Представление, что все естественное не может быть неприличным, привело к курьезу: общественные туалеты в Японии не делились на женские и мужские. Кое-где в традиционных гостиницах и закусочных так обстоит дело и теперь. Есть общие помещения с отдельными кабинками для женщин.
Накануне токийской Олимпиады муниципалитет предписал разделить общественные туалеты с четким указанием, для кого они предназначены. Но тут возникла проблема: что писать на дверях? Иероглифы будут непонятны для иностранцев, а буквы — для японцев. Устроили конкурс символов: к примеру, женская туфелька и мужская шляпа. Одна газета поместила снимок известной московской скульптуры «Рабочий и колхозница» и предложила рисовать на двери «Ж» — серп, а на двери «М» — молот.
Но все эти новшества не привились. Мужчин в Японии по-прежнему не удивит, если, входя в общественный туалет, они увидят за дверью весело щебечущих женщин, которые прихорашиваются перед зеркалом. Вашингтонская журналистка с дрожью в голосе рассказывала мне о кошмарных приключениях в дорогом ресторане на Гиндзе.
В конце ужина она «отправилась попудриться». Сначала зашла в кабинку, а когда стала выходить, с ужасом увидела спины трех мужчин, стоявших перед писсуарами у противоположной стены. Подумала, что ошиблась дверью, и решила переждать. Но через десять минут там делали свое дело уже пятеро мужчин. Американка спряталась вновь, потом еще и еще раз, пока ее спутники не догадались прийти на помощь.

☆ ☆ ☆

* _ЗАДАНИЕ_: Перескажите в виде краткого списка абзац отрывка, который начинается словами «Накануне токийской Олимпиады». Сохраните его основные факты.

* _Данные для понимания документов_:
☆ ☆ ☆

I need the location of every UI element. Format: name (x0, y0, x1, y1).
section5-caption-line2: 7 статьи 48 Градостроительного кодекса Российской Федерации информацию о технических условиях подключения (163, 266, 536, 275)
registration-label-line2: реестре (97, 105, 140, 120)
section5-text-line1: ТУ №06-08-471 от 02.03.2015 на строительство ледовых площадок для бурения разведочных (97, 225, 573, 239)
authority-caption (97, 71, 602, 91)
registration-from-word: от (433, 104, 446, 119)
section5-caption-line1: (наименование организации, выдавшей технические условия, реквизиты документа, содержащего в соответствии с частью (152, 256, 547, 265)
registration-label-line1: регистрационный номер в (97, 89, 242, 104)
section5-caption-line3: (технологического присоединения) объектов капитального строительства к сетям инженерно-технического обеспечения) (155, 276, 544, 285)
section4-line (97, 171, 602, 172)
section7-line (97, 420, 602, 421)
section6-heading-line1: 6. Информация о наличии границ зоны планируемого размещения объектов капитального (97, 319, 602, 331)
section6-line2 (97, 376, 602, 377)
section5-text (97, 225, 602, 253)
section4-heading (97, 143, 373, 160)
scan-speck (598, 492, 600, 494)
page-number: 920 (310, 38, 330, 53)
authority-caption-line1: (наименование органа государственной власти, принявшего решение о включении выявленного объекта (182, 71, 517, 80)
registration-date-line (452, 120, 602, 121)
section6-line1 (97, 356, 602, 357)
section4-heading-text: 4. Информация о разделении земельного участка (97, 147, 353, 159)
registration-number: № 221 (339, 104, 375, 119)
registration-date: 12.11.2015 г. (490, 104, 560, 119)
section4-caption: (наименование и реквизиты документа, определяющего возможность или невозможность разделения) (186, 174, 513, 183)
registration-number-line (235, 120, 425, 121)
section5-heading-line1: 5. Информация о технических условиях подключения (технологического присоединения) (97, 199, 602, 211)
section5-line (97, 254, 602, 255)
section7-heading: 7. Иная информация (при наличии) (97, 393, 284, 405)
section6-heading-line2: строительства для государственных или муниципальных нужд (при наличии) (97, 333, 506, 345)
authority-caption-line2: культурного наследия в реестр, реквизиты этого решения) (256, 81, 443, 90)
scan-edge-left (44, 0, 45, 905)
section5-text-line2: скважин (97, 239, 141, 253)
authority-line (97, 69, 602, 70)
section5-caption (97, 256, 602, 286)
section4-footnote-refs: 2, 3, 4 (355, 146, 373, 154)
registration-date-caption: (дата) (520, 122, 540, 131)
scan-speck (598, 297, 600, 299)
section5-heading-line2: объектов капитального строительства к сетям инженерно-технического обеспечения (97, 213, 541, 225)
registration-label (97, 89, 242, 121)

☆ ☆ ☆

* _РЕЗУЛЬТАТ ЗАДАНИЯ_:
- Перед токийской Олимпиадой муниципалитет предписал разделить общественные туалеты и четко указать, для кого каждый предназначен.
- Возникла проблема с надписями на дверях: иероглифы непонятны иностранцам, а буквы непонятны японцам.
- Устроили конкурс символов, например женская туфелька и мужская шляпа.
- Одна газета поместила снимок скульптуры «Рабочий и колхозница» и предложила рисовать серп на двери «Ж», а молот на двери «М».